— start of RECORDS FOR THIS TASK —
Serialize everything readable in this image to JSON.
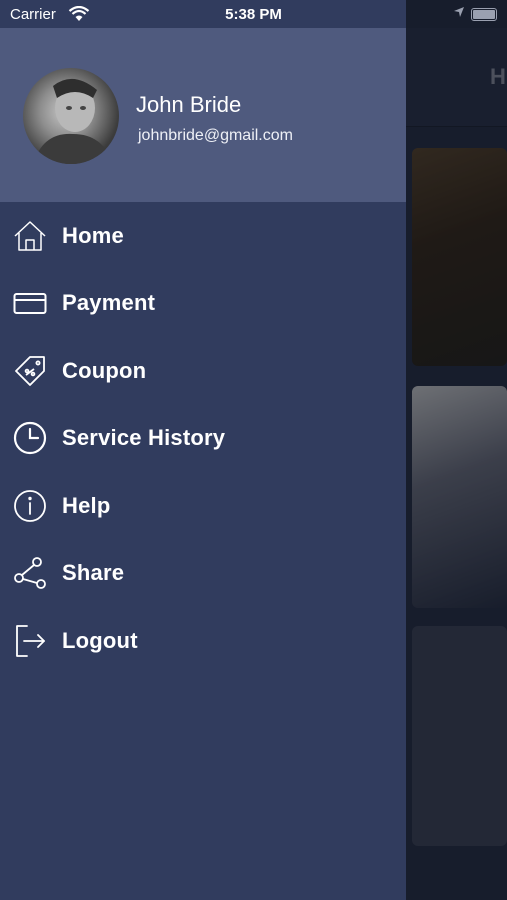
{
  "status_bar": {
    "carrier": "Carrier",
    "time": "5:38 PM"
  },
  "background": {
    "header_letter": "H"
  },
  "profile": {
    "name": "John Bride",
    "email": "johnbride@gmail.com"
  },
  "menu": {
    "items": [
      {
        "label": "Home",
        "icon": "home-icon"
      },
      {
        "label": "Payment",
        "icon": "card-icon"
      },
      {
        "label": "Coupon",
        "icon": "coupon-icon"
      },
      {
        "label": "Service History",
        "icon": "clock-icon"
      },
      {
        "label": "Help",
        "icon": "info-icon"
      },
      {
        "label": "Share",
        "icon": "share-icon"
      },
      {
        "label": "Logout",
        "icon": "logout-icon"
      }
    ]
  },
  "colors": {
    "drawer": "#313c5e",
    "profile_header": "#4f5a7e",
    "text": "#ffffff"
  }
}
— end of RECORDS FOR THIS TASK —
* GIVEN PROBLEM: Print out the material word for word, omitting the pictures.

* WRITTEN ANSWER:
Serialize everything readable in this image to JSON.
{
  "status_bar": {
    "carrier": "Carrier",
    "time": "5:38 PM"
  },
  "background": {
    "header_letter": "H"
  },
  "profile": {
    "name": "John Bride",
    "email": "johnbride@gmail.com"
  },
  "menu": {
    "items": [
      {
        "label": "Home",
        "icon": "home-icon"
      },
      {
        "label": "Payment",
        "icon": "card-icon"
      },
      {
        "label": "Coupon",
        "icon": "coupon-icon"
      },
      {
        "label": "Service History",
        "icon": "clock-icon"
      },
      {
        "label": "Help",
        "icon": "info-icon"
      },
      {
        "label": "Share",
        "icon": "share-icon"
      },
      {
        "label": "Logout",
        "icon": "logout-icon"
      }
    ]
  },
  "colors": {
    "drawer": "#313c5e",
    "profile_header": "#4f5a7e",
    "text": "#ffffff"
  }
}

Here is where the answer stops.